>> start DATASET CONTENT

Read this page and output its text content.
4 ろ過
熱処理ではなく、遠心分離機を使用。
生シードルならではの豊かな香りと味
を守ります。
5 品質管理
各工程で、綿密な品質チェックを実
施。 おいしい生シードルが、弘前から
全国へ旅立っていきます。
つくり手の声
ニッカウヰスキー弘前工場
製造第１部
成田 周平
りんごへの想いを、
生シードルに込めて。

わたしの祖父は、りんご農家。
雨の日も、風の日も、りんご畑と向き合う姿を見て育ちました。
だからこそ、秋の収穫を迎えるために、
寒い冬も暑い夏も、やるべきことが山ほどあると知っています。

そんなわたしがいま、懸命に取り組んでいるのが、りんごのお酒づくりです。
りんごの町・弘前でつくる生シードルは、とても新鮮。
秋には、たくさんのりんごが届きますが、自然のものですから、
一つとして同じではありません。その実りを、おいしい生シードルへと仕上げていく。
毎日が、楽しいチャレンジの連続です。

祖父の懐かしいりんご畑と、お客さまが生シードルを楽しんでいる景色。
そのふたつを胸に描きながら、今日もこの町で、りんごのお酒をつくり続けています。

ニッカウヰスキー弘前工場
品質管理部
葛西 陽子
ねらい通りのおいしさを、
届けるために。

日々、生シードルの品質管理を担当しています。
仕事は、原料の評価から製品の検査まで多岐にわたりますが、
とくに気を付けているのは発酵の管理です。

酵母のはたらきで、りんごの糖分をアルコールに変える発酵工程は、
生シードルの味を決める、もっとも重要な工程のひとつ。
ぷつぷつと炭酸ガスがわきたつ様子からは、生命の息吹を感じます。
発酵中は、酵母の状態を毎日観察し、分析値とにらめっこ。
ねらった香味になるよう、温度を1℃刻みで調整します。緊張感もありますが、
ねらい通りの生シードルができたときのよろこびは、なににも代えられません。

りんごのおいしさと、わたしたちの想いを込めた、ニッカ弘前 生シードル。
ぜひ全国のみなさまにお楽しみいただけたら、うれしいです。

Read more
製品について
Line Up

>> end DATASET CONTENT

WRITTEN INSTRUCTION: Give back the whole listing exactly as it reads.

SOLUTION:
Read this page and output its text content.
4 ろ過
熱処理ではなく、遠心分離機を使用。
生シードルならではの豊かな香りと味
を守ります。
5 品質管理
各工程で、綿密な品質チェックを実
施。 おいしい生シードルが、弘前から
全国へ旅立っていきます。
つくり手の声
ニッカウヰスキー弘前工場
製造第１部
成田 周平
りんごへの想いを、
生シードルに込めて。

わたしの祖父は、りんご農家。
雨の日も、風の日も、りんご畑と向き合う姿を見て育ちました。
だからこそ、秋の収穫を迎えるために、
寒い冬も暑い夏も、やるべきことが山ほどあると知っています。

そんなわたしがいま、懸命に取り組んでいるのが、りんごのお酒づくりです。
りんごの町・弘前でつくる生シードルは、とても新鮮。
秋には、たくさんのりんごが届きますが、自然のものですから、
一つとして同じではありません。その実りを、おいしい生シードルへと仕上げていく。
毎日が、楽しいチャレンジの連続です。

祖父の懐かしいりんご畑と、お客さまが生シードルを楽しんでいる景色。
そのふたつを胸に描きながら、今日もこの町で、りんごのお酒をつくり続けています。

ニッカウヰスキー弘前工場
品質管理部
葛西 陽子
ねらい通りのおいしさを、
届けるために。

日々、生シードルの品質管理を担当しています。
仕事は、原料の評価から製品の検査まで多岐にわたりますが、
とくに気を付けているのは発酵の管理です。

酵母のはたらきで、りんごの糖分をアルコールに変える発酵工程は、
生シードルの味を決める、もっとも重要な工程のひとつ。
ぷつぷつと炭酸ガスがわきたつ様子からは、生命の息吹を感じます。
発酵中は、酵母の状態を毎日観察し、分析値とにらめっこ。
ねらった香味になるよう、温度を1℃刻みで調整します。緊張感もありますが、
ねらい通りの生シードルができたときのよろこびは、なににも代えられません。

りんごのおいしさと、わたしたちの想いを込めた、ニッカ弘前 生シードル。
ぜひ全国のみなさまにお楽しみいただけたら、うれしいです。

Read more
製品について
Line Up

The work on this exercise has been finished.